— Begin PAGE EXTRACT —

As Solar power (I live in the desert where it is abundant) is not as cost effective as using wind YET. It would be nice if solar power was affordable though for as home user.
I wish Tesla was still alive. Or some one like him with his ideas and genius.
So there are many options for using renewable energy. Once corp. and politics can figure out how to profit on it. I sure hate all these underground nuclear waste dump sites popping up in the desert lately though. Politicians, (can't live with em, can't (Fill in the blank____________ em). http://www.reuters.com/article/2011/...78D05120110914
I don't know but
those massive/structural/protective components in metals, - there is actually lot of tons for lot of plants, what they do with them? They recycle them, and we found them back into our forks, spoons, ... or others? It might be really lot of metal materials. I've never heard about it.
indeed, compared to Pompeii and Herculaneum which after Vesuvius erupted were buried for 1500 years, volcanoes can make surrounding areas uninhabitable for centuries, compared to less than a century with nuclear accidents.

— End PAGE EXTRACT —
— Begin SUPPLIED DATA —

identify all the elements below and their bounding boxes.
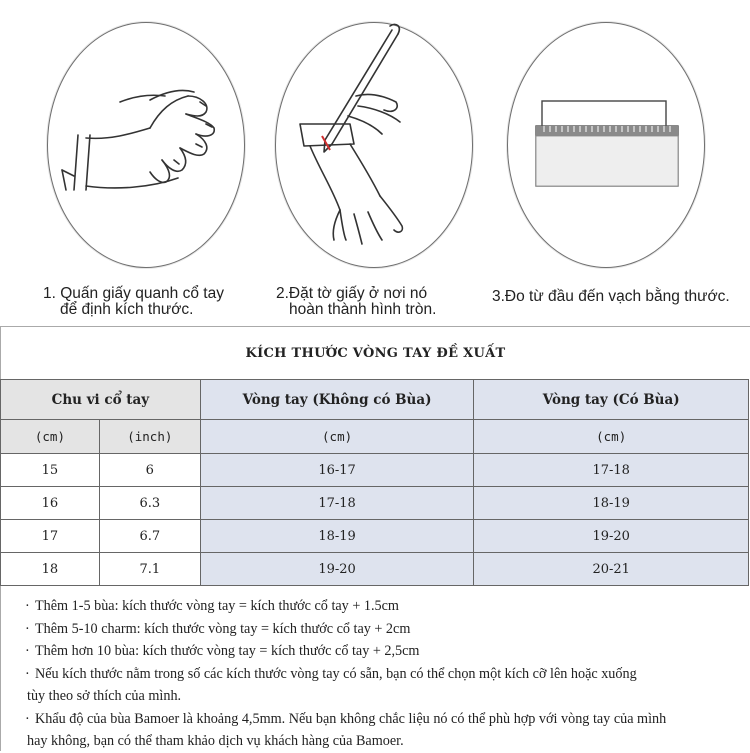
table-cell: 16 (1, 487, 100, 520)
table-row (1, 553, 749, 586)
table-cell: 17-18 (200, 487, 474, 520)
table-cell: 17 (1, 520, 100, 553)
unit-cell: (cm) (200, 420, 474, 454)
note-text: Khẩu độ của bùa Bamoer là khoảng 4,5mm. Nếu bạn không chắc liệu nó có thể phù hợp với vòng tay của mình (35, 710, 667, 727)
table-cell: 18-19 (200, 520, 474, 553)
note-text-continued: hay không, bạn có thể tham khảo dịch vụ khách hàng của Bamoer. (27, 733, 404, 749)
table-cell: 19-20 (200, 553, 474, 586)
note-text: Nếu kích thước nằm trong số các kích thước vòng tay có sẵn, bạn có thể chọn một kích cỡ lên hoặc xuống (35, 665, 637, 682)
note-text-continued: tùy theo sở thích của mình. (27, 688, 182, 704)
list-item (27, 595, 747, 618)
notes-list (27, 595, 747, 753)
header-wrist-circumference: Chu vi cổ tay (1, 380, 201, 420)
step-2-panel (250, 0, 500, 320)
bullet-icon: · (25, 620, 30, 637)
step-2-caption-line-1: 2.Đặt tờ giấy ở nơi nó (276, 285, 428, 302)
table-cell: 6 (99, 454, 200, 487)
table-cell: 16-17 (200, 454, 474, 487)
step-3-caption: 3.Đo từ đầu đến vạch bằng thước. (492, 288, 730, 305)
header-row (1, 380, 749, 420)
table-cell: 6.7 (99, 520, 200, 553)
step-1-panel (0, 0, 250, 320)
bullet-icon: · (25, 598, 30, 614)
table-cell: 6.3 (99, 487, 200, 520)
note-text: Thêm hơn 10 bùa: kích thước vòng tay = kích thước cổ tay + 2,5cm (35, 643, 420, 659)
table-cell: 20-21 (474, 553, 749, 586)
list-item (27, 618, 747, 641)
hand-wrap-paper-icon (0, 0, 250, 320)
unit-cell: (cm) (1, 420, 100, 454)
list-item (27, 640, 747, 663)
hand-mark-pen-icon (250, 0, 500, 320)
bullet-icon: · (25, 710, 30, 727)
size-guide-sheet (0, 326, 750, 751)
step-3-panel (492, 0, 750, 320)
note-text: Thêm 1-5 bùa: kích thước vòng tay = kích thước cổ tay + 1.5cm (35, 598, 399, 614)
table-cell: 18-19 (474, 487, 749, 520)
table-cell: 19-20 (474, 520, 749, 553)
header-bracelet-no-charm: Vòng tay (Không có Bùa) (200, 380, 474, 420)
unit-row (1, 420, 749, 454)
unit-cell: (cm) (474, 420, 749, 454)
table-row (1, 520, 749, 553)
step-1-caption-line-1: 1. Quấn giấy quanh cổ tay (43, 285, 224, 302)
table-cell: 15 (1, 454, 100, 487)
table-row (1, 487, 749, 520)
table-cell: 7.1 (99, 553, 200, 586)
list-item (27, 708, 747, 753)
table-title: KÍCH THƯỚC VÒNG TAY ĐỀ XUẤT (245, 345, 506, 361)
table-row (1, 454, 749, 487)
table-cell: 18 (1, 553, 100, 586)
bullet-icon: · (25, 665, 30, 682)
bullet-icon: · (25, 643, 30, 659)
unit-cell: (inch) (99, 420, 200, 454)
list-item (27, 663, 747, 708)
step-2-caption-line-2: hoàn thành hình tròn. (289, 301, 437, 318)
size-table (0, 379, 749, 586)
step-1-caption-line-2: để định kích thước. (60, 301, 194, 318)
header-bracelet-with-charm: Vòng tay (Có Bùa) (474, 380, 749, 420)
ruler-measure-icon (500, 0, 750, 320)
table-cell: 17-18 (474, 454, 749, 487)
note-text: Thêm 5-10 charm: kích thước vòng tay = kích thước cổ tay + 2cm (35, 620, 411, 637)
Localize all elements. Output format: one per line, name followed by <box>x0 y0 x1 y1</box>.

— End SUPPLIED DATA —

§ AIM
List every place that the page extract about energy names with a proper name.

§ ANSWER FOR THE TASK
Pompeii, Herculaneum, Vesuvius